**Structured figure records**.

====================

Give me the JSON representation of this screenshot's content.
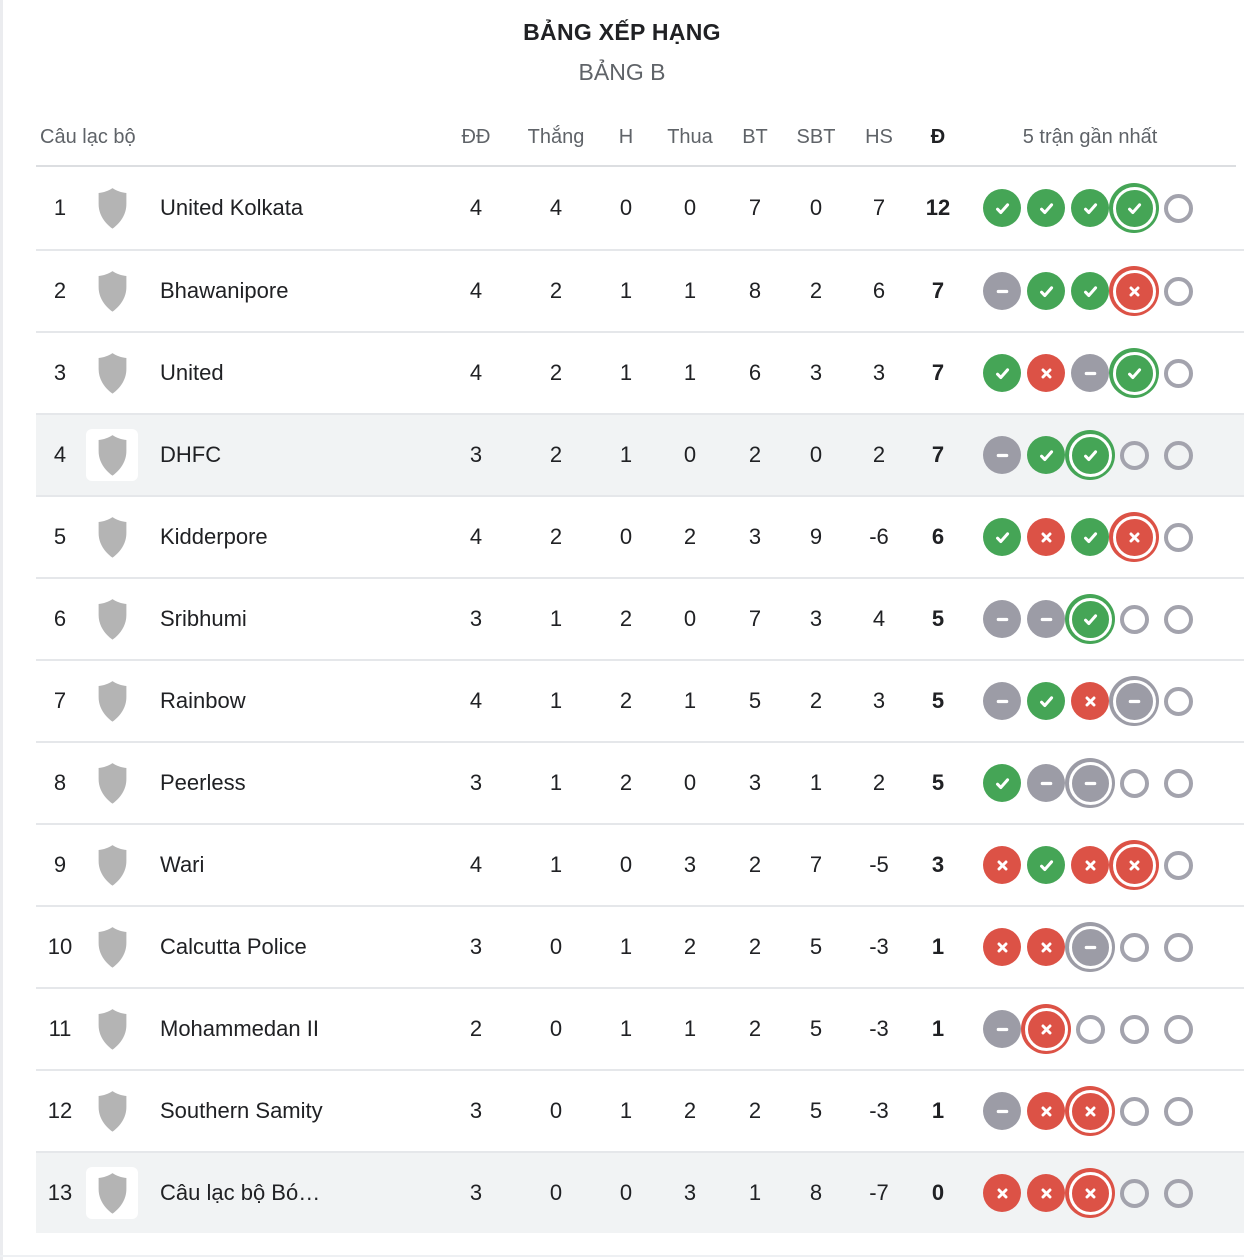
{
  "header": {
    "title": "BẢNG XẾP HẠNG",
    "subtitle": "BẢNG B"
  },
  "table": {
    "columns": {
      "club": "Câu lạc bộ",
      "played": "ĐĐ",
      "won": "Thắng",
      "drawn": "H",
      "lost": "Thua",
      "gf": "BT",
      "ga": "SBT",
      "gd": "HS",
      "points": "Đ",
      "form": "5 trận gần nhất"
    },
    "rows": [
      {
        "rank": "1",
        "club": "United Kolkata",
        "played": "4",
        "won": "4",
        "drawn": "0",
        "lost": "0",
        "gf": "7",
        "ga": "0",
        "gd": "7",
        "points": "12",
        "highlight": false,
        "form": [
          "win",
          "win",
          "win",
          "win!",
          "empty"
        ]
      },
      {
        "rank": "2",
        "club": "Bhawanipore",
        "played": "4",
        "won": "2",
        "drawn": "1",
        "lost": "1",
        "gf": "8",
        "ga": "2",
        "gd": "6",
        "points": "7",
        "highlight": false,
        "form": [
          "draw",
          "win",
          "win",
          "loss!",
          "empty"
        ]
      },
      {
        "rank": "3",
        "club": "United",
        "played": "4",
        "won": "2",
        "drawn": "1",
        "lost": "1",
        "gf": "6",
        "ga": "3",
        "gd": "3",
        "points": "7",
        "highlight": false,
        "form": [
          "win",
          "loss",
          "draw",
          "win!",
          "empty"
        ]
      },
      {
        "rank": "4",
        "club": "DHFC",
        "played": "3",
        "won": "2",
        "drawn": "1",
        "lost": "0",
        "gf": "2",
        "ga": "0",
        "gd": "2",
        "points": "7",
        "highlight": true,
        "form": [
          "draw",
          "win",
          "win!",
          "empty",
          "empty"
        ]
      },
      {
        "rank": "5",
        "club": "Kidderpore",
        "played": "4",
        "won": "2",
        "drawn": "0",
        "lost": "2",
        "gf": "3",
        "ga": "9",
        "gd": "-6",
        "points": "6",
        "highlight": false,
        "form": [
          "win",
          "loss",
          "win",
          "loss!",
          "empty"
        ]
      },
      {
        "rank": "6",
        "club": "Sribhumi",
        "played": "3",
        "won": "1",
        "drawn": "2",
        "lost": "0",
        "gf": "7",
        "ga": "3",
        "gd": "4",
        "points": "5",
        "highlight": false,
        "form": [
          "draw",
          "draw",
          "win!",
          "empty",
          "empty"
        ]
      },
      {
        "rank": "7",
        "club": "Rainbow",
        "played": "4",
        "won": "1",
        "drawn": "2",
        "lost": "1",
        "gf": "5",
        "ga": "2",
        "gd": "3",
        "points": "5",
        "highlight": false,
        "form": [
          "draw",
          "win",
          "loss",
          "draw!",
          "empty"
        ]
      },
      {
        "rank": "8",
        "club": "Peerless",
        "played": "3",
        "won": "1",
        "drawn": "2",
        "lost": "0",
        "gf": "3",
        "ga": "1",
        "gd": "2",
        "points": "5",
        "highlight": false,
        "form": [
          "win",
          "draw",
          "draw!",
          "empty",
          "empty"
        ]
      },
      {
        "rank": "9",
        "club": "Wari",
        "played": "4",
        "won": "1",
        "drawn": "0",
        "lost": "3",
        "gf": "2",
        "ga": "7",
        "gd": "-5",
        "points": "3",
        "highlight": false,
        "form": [
          "loss",
          "win",
          "loss",
          "loss!",
          "empty"
        ]
      },
      {
        "rank": "10",
        "club": "Calcutta Police",
        "played": "3",
        "won": "0",
        "drawn": "1",
        "lost": "2",
        "gf": "2",
        "ga": "5",
        "gd": "-3",
        "points": "1",
        "highlight": false,
        "form": [
          "loss",
          "loss",
          "draw!",
          "empty",
          "empty"
        ]
      },
      {
        "rank": "11",
        "club": "Mohammedan II",
        "played": "2",
        "won": "0",
        "drawn": "1",
        "lost": "1",
        "gf": "2",
        "ga": "5",
        "gd": "-3",
        "points": "1",
        "highlight": false,
        "form": [
          "draw",
          "loss!",
          "empty",
          "empty",
          "empty"
        ]
      },
      {
        "rank": "12",
        "club": "Southern Samity",
        "played": "3",
        "won": "0",
        "drawn": "1",
        "lost": "2",
        "gf": "2",
        "ga": "5",
        "gd": "-3",
        "points": "1",
        "highlight": false,
        "form": [
          "draw",
          "loss",
          "loss!",
          "empty",
          "empty"
        ]
      },
      {
        "rank": "13",
        "club": "Câu lạc bộ Bó…",
        "played": "3",
        "won": "0",
        "drawn": "0",
        "lost": "3",
        "gf": "1",
        "ga": "8",
        "gd": "-7",
        "points": "0",
        "highlight": true,
        "form": [
          "loss",
          "loss",
          "loss!",
          "empty",
          "empty"
        ]
      }
    ]
  },
  "icons": {
    "win": "check-icon",
    "draw": "dash-icon",
    "loss": "x-icon",
    "empty": "empty-circle-icon",
    "club": "shield-icon"
  },
  "colors": {
    "win_green": "#45a556",
    "loss_red": "#dc5246",
    "draw_gray": "#9c9ca6",
    "empty_border": "#a3a3ad",
    "shield_gray": "#b4b4b4",
    "highlight_row": "#f1f3f4",
    "text_dark": "#202124",
    "text_muted": "#5f6368"
  }
}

====================

**BRIEF**.
Transcribe every entry above exactly. Omit all pictures.

**WRITTEN RESPONSE**.
Give me the JSON representation of this screenshot's content.
{
  "header": {
    "title": "BẢNG XẾP HẠNG",
    "subtitle": "BẢNG B"
  },
  "table": {
    "columns": {
      "club": "Câu lạc bộ",
      "played": "ĐĐ",
      "won": "Thắng",
      "drawn": "H",
      "lost": "Thua",
      "gf": "BT",
      "ga": "SBT",
      "gd": "HS",
      "points": "Đ",
      "form": "5 trận gần nhất"
    },
    "rows": [
      {
        "rank": "1",
        "club": "United Kolkata",
        "played": "4",
        "won": "4",
        "drawn": "0",
        "lost": "0",
        "gf": "7",
        "ga": "0",
        "gd": "7",
        "points": "12",
        "highlight": false,
        "form": [
          "win",
          "win",
          "win",
          "win!",
          "empty"
        ]
      },
      {
        "rank": "2",
        "club": "Bhawanipore",
        "played": "4",
        "won": "2",
        "drawn": "1",
        "lost": "1",
        "gf": "8",
        "ga": "2",
        "gd": "6",
        "points": "7",
        "highlight": false,
        "form": [
          "draw",
          "win",
          "win",
          "loss!",
          "empty"
        ]
      },
      {
        "rank": "3",
        "club": "United",
        "played": "4",
        "won": "2",
        "drawn": "1",
        "lost": "1",
        "gf": "6",
        "ga": "3",
        "gd": "3",
        "points": "7",
        "highlight": false,
        "form": [
          "win",
          "loss",
          "draw",
          "win!",
          "empty"
        ]
      },
      {
        "rank": "4",
        "club": "DHFC",
        "played": "3",
        "won": "2",
        "drawn": "1",
        "lost": "0",
        "gf": "2",
        "ga": "0",
        "gd": "2",
        "points": "7",
        "highlight": true,
        "form": [
          "draw",
          "win",
          "win!",
          "empty",
          "empty"
        ]
      },
      {
        "rank": "5",
        "club": "Kidderpore",
        "played": "4",
        "won": "2",
        "drawn": "0",
        "lost": "2",
        "gf": "3",
        "ga": "9",
        "gd": "-6",
        "points": "6",
        "highlight": false,
        "form": [
          "win",
          "loss",
          "win",
          "loss!",
          "empty"
        ]
      },
      {
        "rank": "6",
        "club": "Sribhumi",
        "played": "3",
        "won": "1",
        "drawn": "2",
        "lost": "0",
        "gf": "7",
        "ga": "3",
        "gd": "4",
        "points": "5",
        "highlight": false,
        "form": [
          "draw",
          "draw",
          "win!",
          "empty",
          "empty"
        ]
      },
      {
        "rank": "7",
        "club": "Rainbow",
        "played": "4",
        "won": "1",
        "drawn": "2",
        "lost": "1",
        "gf": "5",
        "ga": "2",
        "gd": "3",
        "points": "5",
        "highlight": false,
        "form": [
          "draw",
          "win",
          "loss",
          "draw!",
          "empty"
        ]
      },
      {
        "rank": "8",
        "club": "Peerless",
        "played": "3",
        "won": "1",
        "drawn": "2",
        "lost": "0",
        "gf": "3",
        "ga": "1",
        "gd": "2",
        "points": "5",
        "highlight": false,
        "form": [
          "win",
          "draw",
          "draw!",
          "empty",
          "empty"
        ]
      },
      {
        "rank": "9",
        "club": "Wari",
        "played": "4",
        "won": "1",
        "drawn": "0",
        "lost": "3",
        "gf": "2",
        "ga": "7",
        "gd": "-5",
        "points": "3",
        "highlight": false,
        "form": [
          "loss",
          "win",
          "loss",
          "loss!",
          "empty"
        ]
      },
      {
        "rank": "10",
        "club": "Calcutta Police",
        "played": "3",
        "won": "0",
        "drawn": "1",
        "lost": "2",
        "gf": "2",
        "ga": "5",
        "gd": "-3",
        "points": "1",
        "highlight": false,
        "form": [
          "loss",
          "loss",
          "draw!",
          "empty",
          "empty"
        ]
      },
      {
        "rank": "11",
        "club": "Mohammedan II",
        "played": "2",
        "won": "0",
        "drawn": "1",
        "lost": "1",
        "gf": "2",
        "ga": "5",
        "gd": "-3",
        "points": "1",
        "highlight": false,
        "form": [
          "draw",
          "loss!",
          "empty",
          "empty",
          "empty"
        ]
      },
      {
        "rank": "12",
        "club": "Southern Samity",
        "played": "3",
        "won": "0",
        "drawn": "1",
        "lost": "2",
        "gf": "2",
        "ga": "5",
        "gd": "-3",
        "points": "1",
        "highlight": false,
        "form": [
          "draw",
          "loss",
          "loss!",
          "empty",
          "empty"
        ]
      },
      {
        "rank": "13",
        "club": "Câu lạc bộ Bó…",
        "played": "3",
        "won": "0",
        "drawn": "0",
        "lost": "3",
        "gf": "1",
        "ga": "8",
        "gd": "-7",
        "points": "0",
        "highlight": true,
        "form": [
          "loss",
          "loss",
          "loss!",
          "empty",
          "empty"
        ]
      }
    ]
  },
  "icons": {
    "win": "check-icon",
    "draw": "dash-icon",
    "loss": "x-icon",
    "empty": "empty-circle-icon",
    "club": "shield-icon"
  },
  "colors": {
    "win_green": "#45a556",
    "loss_red": "#dc5246",
    "draw_gray": "#9c9ca6",
    "empty_border": "#a3a3ad",
    "shield_gray": "#b4b4b4",
    "highlight_row": "#f1f3f4",
    "text_dark": "#202124",
    "text_muted": "#5f6368"
  }
}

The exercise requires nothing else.